**Items from a figure collection:**
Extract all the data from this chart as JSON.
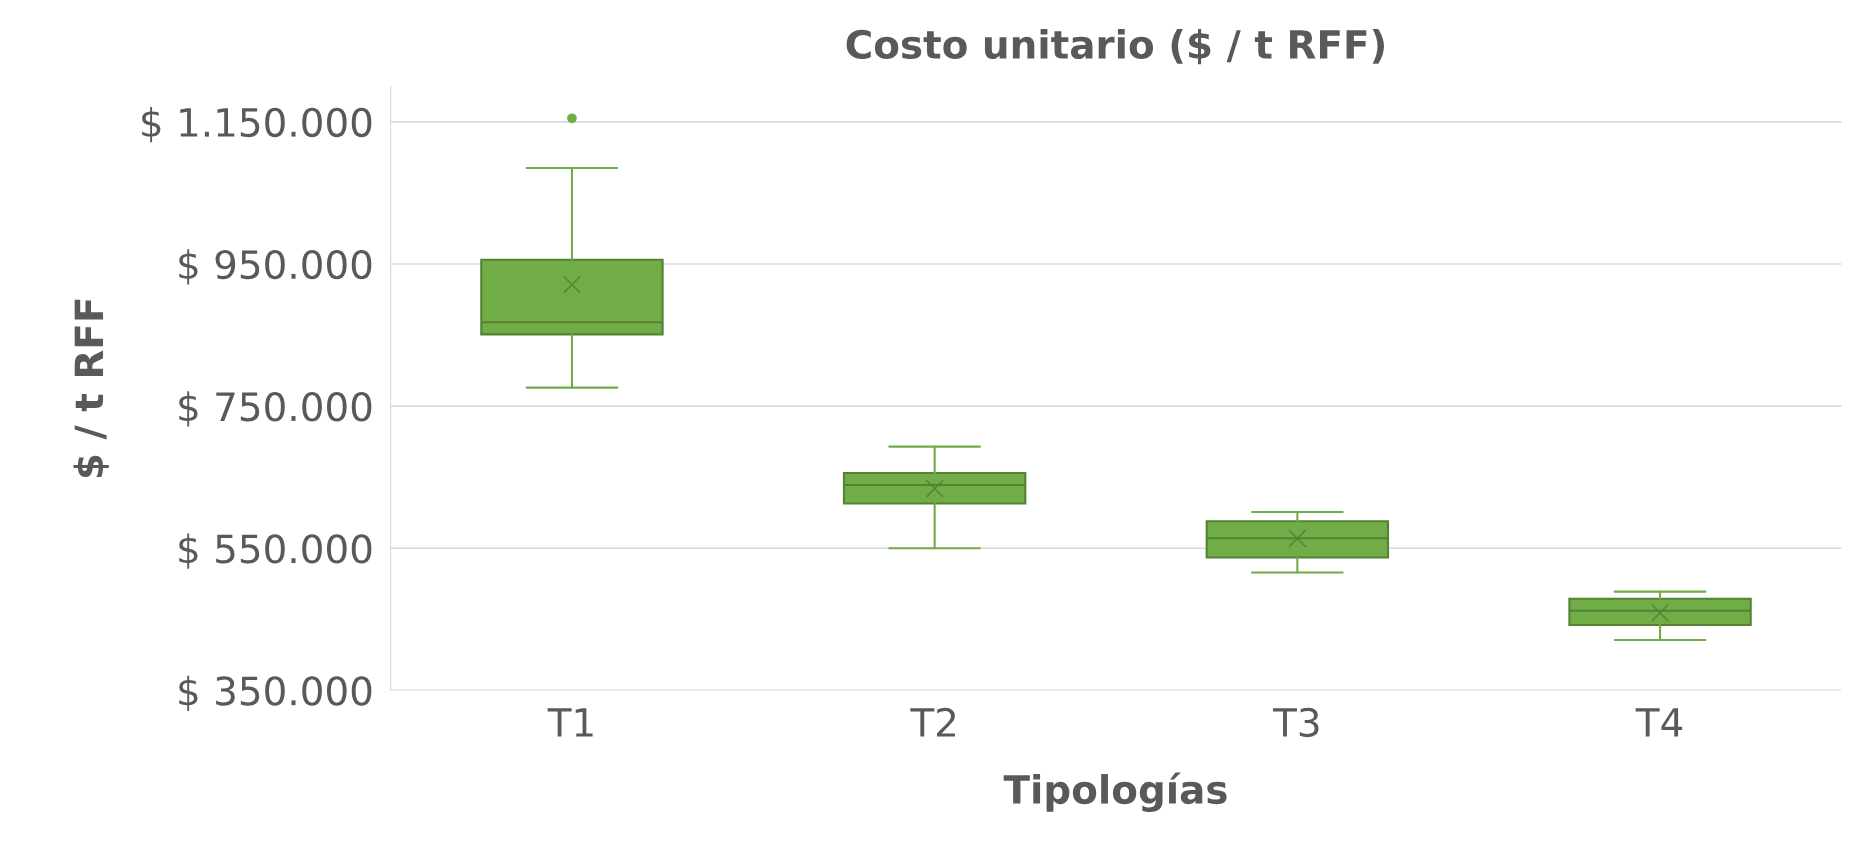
{
  "chart_data": {
    "type": "box",
    "title": "Costo unitario ($ / t RFF)",
    "xlabel": "Tipologías",
    "ylabel": "$ / t RFF",
    "categories": [
      "T1",
      "T2",
      "T3",
      "T4"
    ],
    "series": [
      {
        "color": "#70ad47",
        "boxes": [
          {
            "low": 776000,
            "q1": 851000,
            "median": 868000,
            "q3": 956000,
            "high": 1085000,
            "mean": 921000,
            "outliers": [
              1155000
            ]
          },
          {
            "low": 550000,
            "q1": 613000,
            "median": 639000,
            "q3": 656000,
            "high": 693000,
            "mean": 634000
          },
          {
            "low": 516000,
            "q1": 537000,
            "median": 564000,
            "q3": 588000,
            "high": 601000,
            "mean": 564000
          },
          {
            "low": 421000,
            "q1": 442000,
            "median": 462000,
            "q3": 479000,
            "high": 489000,
            "mean": 459000
          }
        ]
      }
    ],
    "ylim": [
      350000,
      1200000
    ],
    "yticks": [
      {
        "value": 350000,
        "label": "$ 350.000"
      },
      {
        "value": 550000,
        "label": "$ 550.000"
      },
      {
        "value": 750000,
        "label": "$ 750.000"
      },
      {
        "value": 950000,
        "label": "$ 950.000"
      },
      {
        "value": 1150000,
        "label": "$ 1.150.000"
      }
    ],
    "grid": "y",
    "legend": false
  }
}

**REQUIREMENTS:**
Extract every line above containing the word "median".

**OUTPUT OF THE EXERCISE:**
            "median": 868000,
            "median": 639000,
            "median": 564000,
            "median": 462000,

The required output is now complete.